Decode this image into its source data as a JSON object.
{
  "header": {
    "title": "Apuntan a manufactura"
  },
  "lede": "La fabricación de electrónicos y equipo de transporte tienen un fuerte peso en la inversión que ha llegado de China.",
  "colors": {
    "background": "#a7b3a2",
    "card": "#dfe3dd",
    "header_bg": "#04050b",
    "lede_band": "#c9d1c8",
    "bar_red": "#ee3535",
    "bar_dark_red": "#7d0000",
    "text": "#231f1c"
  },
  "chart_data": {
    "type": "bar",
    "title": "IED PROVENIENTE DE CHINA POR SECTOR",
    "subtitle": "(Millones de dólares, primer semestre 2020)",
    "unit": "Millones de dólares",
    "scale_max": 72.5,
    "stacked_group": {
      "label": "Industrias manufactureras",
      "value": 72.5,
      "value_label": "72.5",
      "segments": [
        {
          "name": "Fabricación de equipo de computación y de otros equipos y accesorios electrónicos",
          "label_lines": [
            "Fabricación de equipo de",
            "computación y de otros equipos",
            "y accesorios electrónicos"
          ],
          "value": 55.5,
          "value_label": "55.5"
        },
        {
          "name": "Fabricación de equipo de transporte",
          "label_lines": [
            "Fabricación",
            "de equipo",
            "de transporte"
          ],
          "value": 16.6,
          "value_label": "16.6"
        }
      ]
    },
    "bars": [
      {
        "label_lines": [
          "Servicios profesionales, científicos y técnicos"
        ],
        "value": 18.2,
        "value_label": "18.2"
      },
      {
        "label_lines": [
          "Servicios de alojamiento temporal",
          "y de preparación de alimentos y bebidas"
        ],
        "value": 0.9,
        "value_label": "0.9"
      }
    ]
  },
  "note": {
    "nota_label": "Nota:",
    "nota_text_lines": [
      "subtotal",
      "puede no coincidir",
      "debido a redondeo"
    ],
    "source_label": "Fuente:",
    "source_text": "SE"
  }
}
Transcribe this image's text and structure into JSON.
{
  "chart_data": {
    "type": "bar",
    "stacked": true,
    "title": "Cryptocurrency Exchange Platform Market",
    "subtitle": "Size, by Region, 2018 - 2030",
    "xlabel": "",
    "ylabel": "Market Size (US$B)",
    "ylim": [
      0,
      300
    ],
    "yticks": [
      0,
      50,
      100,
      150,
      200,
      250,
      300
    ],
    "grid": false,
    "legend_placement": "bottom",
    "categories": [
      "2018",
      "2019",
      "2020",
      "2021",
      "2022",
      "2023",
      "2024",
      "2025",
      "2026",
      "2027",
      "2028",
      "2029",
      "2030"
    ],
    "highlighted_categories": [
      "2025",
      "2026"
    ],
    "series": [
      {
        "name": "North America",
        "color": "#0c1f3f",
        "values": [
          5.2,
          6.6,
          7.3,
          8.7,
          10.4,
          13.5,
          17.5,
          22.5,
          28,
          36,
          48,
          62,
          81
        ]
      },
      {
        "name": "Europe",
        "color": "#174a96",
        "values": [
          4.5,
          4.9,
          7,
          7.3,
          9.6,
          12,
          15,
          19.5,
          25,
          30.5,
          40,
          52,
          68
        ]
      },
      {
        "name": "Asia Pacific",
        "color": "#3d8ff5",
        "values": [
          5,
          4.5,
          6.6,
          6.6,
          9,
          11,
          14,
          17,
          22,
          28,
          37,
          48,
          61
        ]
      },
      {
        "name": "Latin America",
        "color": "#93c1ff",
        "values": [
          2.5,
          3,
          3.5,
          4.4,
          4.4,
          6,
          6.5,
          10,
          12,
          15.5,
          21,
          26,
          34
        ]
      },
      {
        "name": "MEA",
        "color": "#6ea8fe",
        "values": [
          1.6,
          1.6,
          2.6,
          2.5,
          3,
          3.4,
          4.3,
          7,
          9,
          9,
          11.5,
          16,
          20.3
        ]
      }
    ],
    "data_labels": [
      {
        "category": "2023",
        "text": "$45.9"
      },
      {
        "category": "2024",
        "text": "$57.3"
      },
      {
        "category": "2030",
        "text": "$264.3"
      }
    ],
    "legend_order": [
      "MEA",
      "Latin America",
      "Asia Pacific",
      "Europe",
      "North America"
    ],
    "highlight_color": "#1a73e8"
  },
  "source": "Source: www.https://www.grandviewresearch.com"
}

__TASK GOAL__
Transcribe the full listing above without leaving anything out.

__REPLY__
Decode this image into its source data as a JSON object.
{
  "header": {
    "title": "Apuntan a manufactura"
  },
  "lede": "La fabricación de electrónicos y equipo de transporte tienen un fuerte peso en la inversión que ha llegado de China.",
  "colors": {
    "background": "#a7b3a2",
    "card": "#dfe3dd",
    "header_bg": "#04050b",
    "lede_band": "#c9d1c8",
    "bar_red": "#ee3535",
    "bar_dark_red": "#7d0000",
    "text": "#231f1c"
  },
  "chart_data": {
    "type": "bar",
    "title": "IED PROVENIENTE DE CHINA POR SECTOR",
    "subtitle": "(Millones de dólares, primer semestre 2020)",
    "unit": "Millones de dólares",
    "scale_max": 72.5,
    "stacked_group": {
      "label": "Industrias manufactureras",
      "value": 72.5,
      "value_label": "72.5",
      "segments": [
        {
          "name": "Fabricación de equipo de computación y de otros equipos y accesorios electrónicos",
          "label_lines": [
            "Fabricación de equipo de",
            "computación y de otros equipos",
            "y accesorios electrónicos"
          ],
          "value": 55.5,
          "value_label": "55.5"
        },
        {
          "name": "Fabricación de equipo de transporte",
          "label_lines": [
            "Fabricación",
            "de equipo",
            "de transporte"
          ],
          "value": 16.6,
          "value_label": "16.6"
        }
      ]
    },
    "bars": [
      {
        "label_lines": [
          "Servicios profesionales, científicos y técnicos"
        ],
        "value": 18.2,
        "value_label": "18.2"
      },
      {
        "label_lines": [
          "Servicios de alojamiento temporal",
          "y de preparación de alimentos y bebidas"
        ],
        "value": 0.9,
        "value_label": "0.9"
      }
    ]
  },
  "note": {
    "nota_label": "Nota:",
    "nota_text_lines": [
      "subtotal",
      "puede no coincidir",
      "debido a redondeo"
    ],
    "source_label": "Fuente:",
    "source_text": "SE"
  }
}
Transcribe this image's text and structure into JSON.
{
  "chart_data": {
    "type": "bar",
    "stacked": true,
    "title": "Cryptocurrency Exchange Platform Market",
    "subtitle": "Size, by Region, 2018 - 2030",
    "xlabel": "",
    "ylabel": "Market Size (US$B)",
    "ylim": [
      0,
      300
    ],
    "yticks": [
      0,
      50,
      100,
      150,
      200,
      250,
      300
    ],
    "grid": false,
    "legend_placement": "bottom",
    "categories": [
      "2018",
      "2019",
      "2020",
      "2021",
      "2022",
      "2023",
      "2024",
      "2025",
      "2026",
      "2027",
      "2028",
      "2029",
      "2030"
    ],
    "highlighted_categories": [
      "2025",
      "2026"
    ],
    "series": [
      {
        "name": "North America",
        "color": "#0c1f3f",
        "values": [
          5.2,
          6.6,
          7.3,
          8.7,
          10.4,
          13.5,
          17.5,
          22.5,
          28,
          36,
          48,
          62,
          81
        ]
      },
      {
        "name": "Europe",
        "color": "#174a96",
        "values": [
          4.5,
          4.9,
          7,
          7.3,
          9.6,
          12,
          15,
          19.5,
          25,
          30.5,
          40,
          52,
          68
        ]
      },
      {
        "name": "Asia Pacific",
        "color": "#3d8ff5",
        "values": [
          5,
          4.5,
          6.6,
          6.6,
          9,
          11,
          14,
          17,
          22,
          28,
          37,
          48,
          61
        ]
      },
      {
        "name": "Latin America",
        "color": "#93c1ff",
        "values": [
          2.5,
          3,
          3.5,
          4.4,
          4.4,
          6,
          6.5,
          10,
          12,
          15.5,
          21,
          26,
          34
        ]
      },
      {
        "name": "MEA",
        "color": "#6ea8fe",
        "values": [
          1.6,
          1.6,
          2.6,
          2.5,
          3,
          3.4,
          4.3,
          7,
          9,
          9,
          11.5,
          16,
          20.3
        ]
      }
    ],
    "data_labels": [
      {
        "category": "2023",
        "text": "$45.9"
      },
      {
        "category": "2024",
        "text": "$57.3"
      },
      {
        "category": "2030",
        "text": "$264.3"
      }
    ],
    "legend_order": [
      "MEA",
      "Latin America",
      "Asia Pacific",
      "Europe",
      "North America"
    ],
    "highlight_color": "#1a73e8"
  },
  "source": "Source: www.https://www.grandviewresearch.com"
}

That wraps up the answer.